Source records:
____

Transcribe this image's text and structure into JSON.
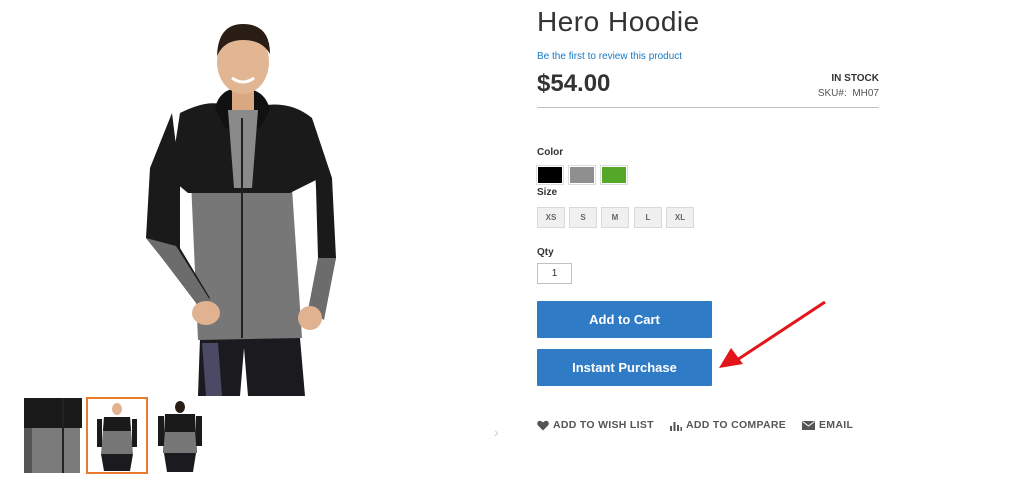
{
  "product": {
    "title": "Hero Hoodie",
    "review_link": "Be the first to review this product",
    "price": "$54.00",
    "stock_status": "IN STOCK",
    "sku_label": "SKU#:",
    "sku_value": "MH07"
  },
  "options": {
    "color_label": "Color",
    "colors": [
      {
        "name": "Black",
        "hex": "#000000"
      },
      {
        "name": "Gray",
        "hex": "#8f8f8f"
      },
      {
        "name": "Green",
        "hex": "#53a828"
      }
    ],
    "size_label": "Size",
    "sizes": [
      "XS",
      "S",
      "M",
      "L",
      "XL"
    ]
  },
  "quantity": {
    "label": "Qty",
    "value": "1"
  },
  "buttons": {
    "add_to_cart": "Add to Cart",
    "instant_purchase": "Instant Purchase"
  },
  "actions": {
    "wishlist": "ADD TO WISH LIST",
    "compare": "ADD TO COMPARE",
    "email": "EMAIL"
  },
  "gallery": {
    "selected_thumb": 2,
    "next_arrow": "›"
  },
  "theme": {
    "accent_blue": "#2f7bc6",
    "link_blue": "#1979c3",
    "thumb_highlight": "#e87b2e",
    "annotation_red": "#e4141b"
  }
}
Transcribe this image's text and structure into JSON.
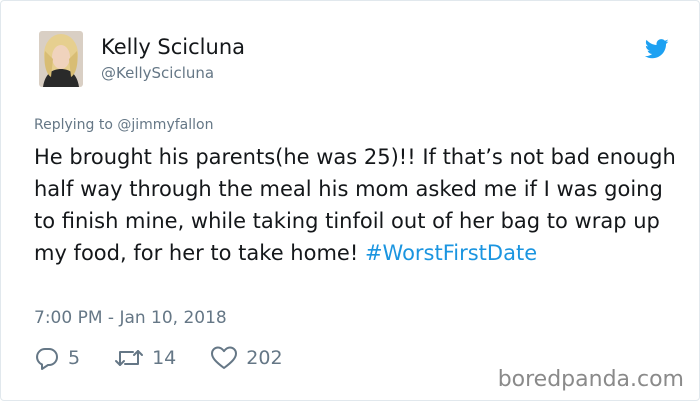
{
  "tweet": {
    "author": {
      "display_name": "Kelly Scicluna",
      "handle": "@KellyScicluna"
    },
    "replying_prefix": "Replying to",
    "replying_to": "@jimmyfallon",
    "text": "He brought his parents(he was 25)!! If that’s not bad enough half way through the meal his mom asked me if I was going to finish mine, while taking tinfoil out of her bag to wrap up my food, for her to take home!",
    "hashtag": "#WorstFirstDate",
    "timestamp": "7:00 PM - Jan 10, 2018",
    "stats": {
      "replies": "5",
      "retweets": "14",
      "likes": "202"
    },
    "icons": {
      "platform": "twitter-bird-icon",
      "reply": "reply-bubble-icon",
      "retweet": "retweet-icon",
      "like": "heart-icon"
    }
  },
  "watermark": "boredpanda.com",
  "colors": {
    "text": "#14171a",
    "secondary": "#657786",
    "link": "#1b95e0",
    "twitter_blue": "#1da1f2",
    "border": "#e1e8ed"
  }
}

____

#### EXERCISE OBJECTIVE:
Copy in full each line that holds the word "text".

#### TASK SOLUTION:
Transcribe this image's text and structure into JSON.
Transcribe this image's text and structure into JSON.
    "text": "He brought his parents(he was 25)!! If that’s not bad enough half way through the meal his mom asked me if I was going to finish mine, while taking tinfoil out of her bag to wrap up my food, for her to take home!",
    "text": "#14171a",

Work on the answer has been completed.